- _INSTRUCTIONS FOR THE TASK_:
Write out, precisely and in full, each line of the material.

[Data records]
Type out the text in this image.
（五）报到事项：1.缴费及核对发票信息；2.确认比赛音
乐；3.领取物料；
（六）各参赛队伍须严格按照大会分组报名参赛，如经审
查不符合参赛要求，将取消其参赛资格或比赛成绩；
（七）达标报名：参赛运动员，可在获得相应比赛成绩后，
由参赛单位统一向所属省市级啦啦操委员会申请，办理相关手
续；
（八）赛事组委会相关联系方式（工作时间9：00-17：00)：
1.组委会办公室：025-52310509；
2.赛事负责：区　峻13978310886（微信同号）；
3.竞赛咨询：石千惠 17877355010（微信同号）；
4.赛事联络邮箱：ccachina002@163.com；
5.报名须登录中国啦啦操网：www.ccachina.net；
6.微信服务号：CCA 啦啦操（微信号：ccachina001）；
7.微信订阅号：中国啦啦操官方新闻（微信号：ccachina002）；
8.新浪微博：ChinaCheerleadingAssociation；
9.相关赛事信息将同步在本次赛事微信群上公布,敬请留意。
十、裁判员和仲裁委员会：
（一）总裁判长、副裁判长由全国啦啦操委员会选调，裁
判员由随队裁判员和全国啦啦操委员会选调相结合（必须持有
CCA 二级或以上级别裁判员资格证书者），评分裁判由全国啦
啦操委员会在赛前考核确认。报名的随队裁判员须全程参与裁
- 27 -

- _REPLY_:
Type out the text in this image.
（五）报到事项：1.缴费及核对发票信息；2.确认比赛音
乐；3.领取物料；
（六）各参赛队伍须严格按照大会分组报名参赛，如经审
查不符合参赛要求，将取消其参赛资格或比赛成绩；
（七）达标报名：参赛运动员，可在获得相应比赛成绩后，
由参赛单位统一向所属省市级啦啦操委员会申请，办理相关手
续；
（八）赛事组委会相关联系方式（工作时间9：00-17：00)：
1.组委会办公室：025-52310509；
2.赛事负责：区　峻13978310886（微信同号）；
3.竞赛咨询：石千惠 17877355010（微信同号）；
4.赛事联络邮箱：ccachina002@163.com；
5.报名须登录中国啦啦操网：www.ccachina.net；
6.微信服务号：CCA 啦啦操（微信号：ccachina001）；
7.微信订阅号：中国啦啦操官方新闻（微信号：ccachina002）；
8.新浪微博：ChinaCheerleadingAssociation；
9.相关赛事信息将同步在本次赛事微信群上公布,敬请留意。
十、裁判员和仲裁委员会：
（一）总裁判长、副裁判长由全国啦啦操委员会选调，裁
判员由随队裁判员和全国啦啦操委员会选调相结合（必须持有
CCA 二级或以上级别裁判员资格证书者），评分裁判由全国啦
啦操委员会在赛前考核确认。报名的随队裁判员须全程参与裁
- 27 -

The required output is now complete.